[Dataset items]
——

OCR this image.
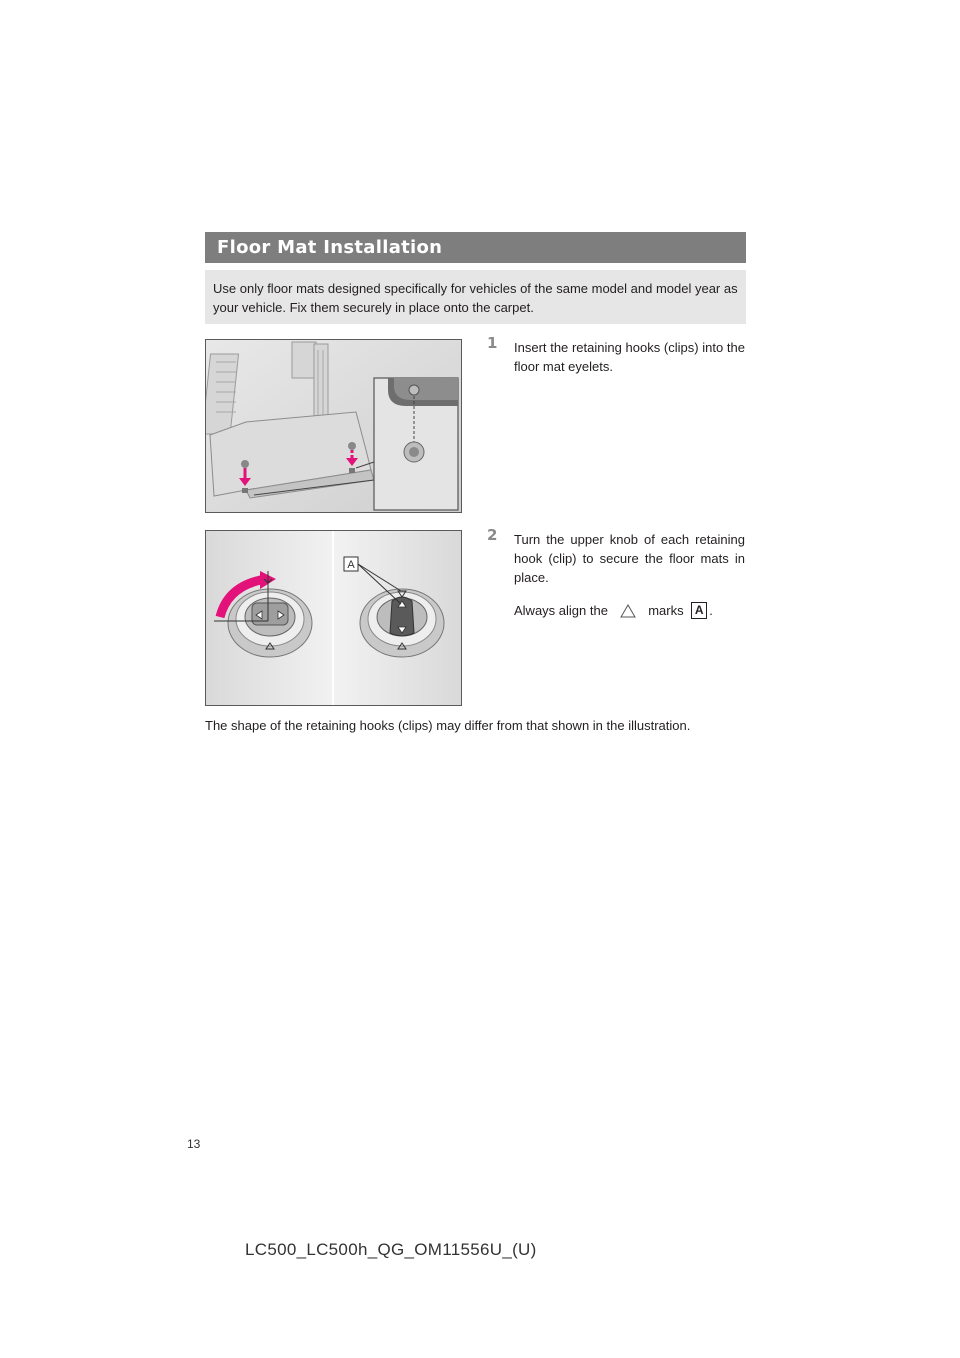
Floor Mat Installation
Use only floor mats designed specifically for vehicles of the same model and model year as your vehicle. Fix them securely in place onto the carpet.
1 Insert the retaining hooks (clips) into the floor mat eyelets.
A
2 Turn the upper knob of each retaining hook (clip) to secure the floor mats in place.
Always align the	marks A .
The shape of the retaining hooks (clips) may differ from that shown in the illustration.
13
LC500_LC500h_QG_OM11556U_(U)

——

*Exercise goal*
Extract all the data above exactly, excluding every picture.

*Exercise result*
OCR this image.
Floor Mat Installation
Use only floor mats designed specifically for vehicles of the same model and model year as your vehicle. Fix them securely in place onto the carpet.
1 Insert the retaining hooks (clips) into the floor mat eyelets.
A
2 Turn the upper knob of each retaining hook (clip) to secure the floor mats in place.
Always align the	marks A .
The shape of the retaining hooks (clips) may differ from that shown in the illustration.
13
LC500_LC500h_QG_OM11556U_(U)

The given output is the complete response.